══ Excerpted data ══

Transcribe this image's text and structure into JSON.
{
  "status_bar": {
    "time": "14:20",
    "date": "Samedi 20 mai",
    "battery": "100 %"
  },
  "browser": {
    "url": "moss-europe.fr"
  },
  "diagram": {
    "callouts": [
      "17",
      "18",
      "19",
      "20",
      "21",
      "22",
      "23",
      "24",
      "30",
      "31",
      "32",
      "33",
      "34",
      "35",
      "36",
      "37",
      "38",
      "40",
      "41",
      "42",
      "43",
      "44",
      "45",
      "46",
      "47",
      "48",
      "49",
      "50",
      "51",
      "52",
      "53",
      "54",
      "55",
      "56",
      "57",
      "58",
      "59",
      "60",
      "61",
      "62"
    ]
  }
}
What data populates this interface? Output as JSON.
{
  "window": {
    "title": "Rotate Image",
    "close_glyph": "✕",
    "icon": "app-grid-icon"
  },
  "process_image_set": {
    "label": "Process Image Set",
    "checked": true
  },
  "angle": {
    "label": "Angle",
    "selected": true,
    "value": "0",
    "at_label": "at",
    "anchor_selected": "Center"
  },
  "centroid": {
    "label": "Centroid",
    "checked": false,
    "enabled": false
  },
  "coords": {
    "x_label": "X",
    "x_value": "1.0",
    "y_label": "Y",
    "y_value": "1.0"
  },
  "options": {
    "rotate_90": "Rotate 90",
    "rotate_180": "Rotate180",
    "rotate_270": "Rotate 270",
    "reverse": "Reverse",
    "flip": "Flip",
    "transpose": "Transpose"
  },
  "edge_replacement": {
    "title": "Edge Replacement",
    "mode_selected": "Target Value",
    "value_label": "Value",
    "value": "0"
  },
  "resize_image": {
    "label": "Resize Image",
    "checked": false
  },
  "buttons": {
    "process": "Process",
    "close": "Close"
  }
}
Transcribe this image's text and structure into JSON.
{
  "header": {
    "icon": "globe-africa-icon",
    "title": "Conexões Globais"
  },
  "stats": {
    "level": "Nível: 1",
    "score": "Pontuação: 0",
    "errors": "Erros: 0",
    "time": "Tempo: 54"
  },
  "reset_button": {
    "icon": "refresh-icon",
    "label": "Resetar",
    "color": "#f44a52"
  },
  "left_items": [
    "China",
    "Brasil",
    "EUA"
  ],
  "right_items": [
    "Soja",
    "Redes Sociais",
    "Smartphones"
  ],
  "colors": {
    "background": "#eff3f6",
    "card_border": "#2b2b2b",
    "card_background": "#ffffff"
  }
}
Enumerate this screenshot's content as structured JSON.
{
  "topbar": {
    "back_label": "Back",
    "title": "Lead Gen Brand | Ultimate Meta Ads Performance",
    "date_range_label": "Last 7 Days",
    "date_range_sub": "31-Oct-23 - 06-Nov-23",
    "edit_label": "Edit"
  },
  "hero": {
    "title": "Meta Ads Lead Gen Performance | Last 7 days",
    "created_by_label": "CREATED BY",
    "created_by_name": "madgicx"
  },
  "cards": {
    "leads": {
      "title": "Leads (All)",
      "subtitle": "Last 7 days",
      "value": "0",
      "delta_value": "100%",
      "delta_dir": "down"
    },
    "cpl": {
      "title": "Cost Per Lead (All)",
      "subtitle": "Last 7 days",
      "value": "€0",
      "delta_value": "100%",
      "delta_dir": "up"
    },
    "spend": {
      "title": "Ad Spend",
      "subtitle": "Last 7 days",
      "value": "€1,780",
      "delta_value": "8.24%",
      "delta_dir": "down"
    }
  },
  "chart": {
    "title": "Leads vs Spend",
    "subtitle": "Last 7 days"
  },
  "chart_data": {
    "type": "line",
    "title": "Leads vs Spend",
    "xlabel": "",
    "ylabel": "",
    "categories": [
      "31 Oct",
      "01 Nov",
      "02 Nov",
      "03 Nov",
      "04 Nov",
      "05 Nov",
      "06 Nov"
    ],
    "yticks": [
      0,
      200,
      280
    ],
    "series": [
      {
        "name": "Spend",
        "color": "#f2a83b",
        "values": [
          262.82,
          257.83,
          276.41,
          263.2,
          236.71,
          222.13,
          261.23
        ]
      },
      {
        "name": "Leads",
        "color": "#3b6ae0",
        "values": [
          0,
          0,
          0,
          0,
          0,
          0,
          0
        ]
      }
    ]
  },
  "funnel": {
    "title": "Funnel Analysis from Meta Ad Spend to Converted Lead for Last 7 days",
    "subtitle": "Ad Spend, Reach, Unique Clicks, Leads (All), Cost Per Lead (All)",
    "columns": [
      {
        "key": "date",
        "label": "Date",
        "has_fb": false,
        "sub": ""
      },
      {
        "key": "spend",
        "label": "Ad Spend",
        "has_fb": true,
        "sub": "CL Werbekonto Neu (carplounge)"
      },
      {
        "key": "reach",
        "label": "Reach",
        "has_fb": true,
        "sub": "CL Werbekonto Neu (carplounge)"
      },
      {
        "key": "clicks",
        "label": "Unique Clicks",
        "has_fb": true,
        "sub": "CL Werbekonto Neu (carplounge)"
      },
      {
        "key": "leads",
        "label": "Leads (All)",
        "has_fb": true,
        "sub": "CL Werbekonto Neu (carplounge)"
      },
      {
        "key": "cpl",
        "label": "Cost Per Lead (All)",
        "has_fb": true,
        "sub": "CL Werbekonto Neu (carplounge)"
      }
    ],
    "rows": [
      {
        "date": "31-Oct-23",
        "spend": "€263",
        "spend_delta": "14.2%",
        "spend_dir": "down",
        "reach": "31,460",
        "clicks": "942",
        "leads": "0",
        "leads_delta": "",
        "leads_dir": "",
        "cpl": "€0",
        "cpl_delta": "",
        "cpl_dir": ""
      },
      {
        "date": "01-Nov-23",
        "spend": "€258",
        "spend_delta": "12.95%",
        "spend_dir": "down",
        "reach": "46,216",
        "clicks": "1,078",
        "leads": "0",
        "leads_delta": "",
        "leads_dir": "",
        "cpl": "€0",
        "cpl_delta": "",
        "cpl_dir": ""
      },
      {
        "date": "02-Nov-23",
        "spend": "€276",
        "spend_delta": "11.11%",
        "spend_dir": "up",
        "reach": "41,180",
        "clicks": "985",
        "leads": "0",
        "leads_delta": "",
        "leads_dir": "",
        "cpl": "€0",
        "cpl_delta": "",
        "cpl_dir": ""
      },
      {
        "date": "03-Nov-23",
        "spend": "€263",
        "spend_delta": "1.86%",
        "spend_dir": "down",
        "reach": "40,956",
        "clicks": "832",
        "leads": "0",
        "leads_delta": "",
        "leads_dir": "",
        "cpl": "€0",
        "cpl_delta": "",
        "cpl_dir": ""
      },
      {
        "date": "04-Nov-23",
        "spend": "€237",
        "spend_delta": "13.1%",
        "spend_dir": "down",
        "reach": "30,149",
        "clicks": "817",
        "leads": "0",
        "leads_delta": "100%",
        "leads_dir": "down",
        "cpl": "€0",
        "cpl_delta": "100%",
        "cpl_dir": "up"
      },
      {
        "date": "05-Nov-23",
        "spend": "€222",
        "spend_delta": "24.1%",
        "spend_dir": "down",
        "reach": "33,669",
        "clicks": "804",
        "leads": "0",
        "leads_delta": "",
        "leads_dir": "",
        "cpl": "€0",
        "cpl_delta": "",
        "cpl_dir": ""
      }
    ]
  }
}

═══

**Aim of the task:**
State how many lines of the records above contain the word "Last", giving only that number.

**Full output:**
7